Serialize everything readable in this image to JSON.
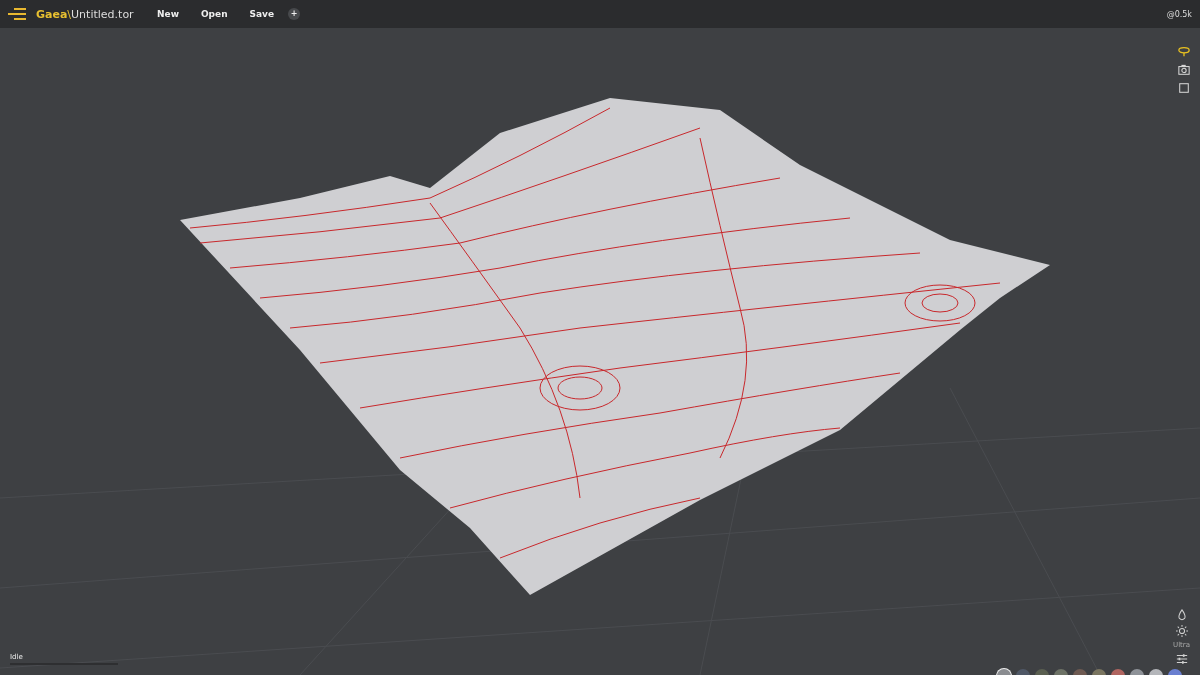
{
  "app": {
    "name": "Gaea",
    "separator": "\\",
    "file": "Untitled.tor"
  },
  "menu": [
    {
      "label": "New"
    },
    {
      "label": "Open"
    },
    {
      "label": "Save"
    },
    {
      "label": "+"
    }
  ],
  "resolution": "@0.5k",
  "view_tools": [
    {
      "kind": "orbit",
      "selected": true
    },
    {
      "kind": "camera",
      "selected": false
    },
    {
      "kind": "frame",
      "selected": false
    }
  ],
  "render_tools": [
    {
      "kind": "water"
    },
    {
      "kind": "light"
    },
    {
      "kind": "quality",
      "label": "Ultra"
    },
    {
      "kind": "settings"
    }
  ],
  "status": {
    "text": "Idle"
  },
  "materials": [
    {
      "color": "#8a8c90",
      "selected": true
    },
    {
      "color": "#4f5866",
      "selected": false
    },
    {
      "color": "#5a5f50",
      "selected": false
    },
    {
      "color": "#6d7266",
      "selected": false
    },
    {
      "color": "#6e5a52",
      "selected": false
    },
    {
      "color": "#7a7560",
      "selected": false
    },
    {
      "color": "#b06560",
      "selected": false
    },
    {
      "color": "#8e9298",
      "selected": false
    },
    {
      "color": "#b4b6ba",
      "selected": false
    },
    {
      "color": "#6a7fd0",
      "selected": false
    }
  ]
}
^^^^^^^^
§ Problem statement
Your answer should be a single number: how many lines in the data above include "label"?

§ Response
5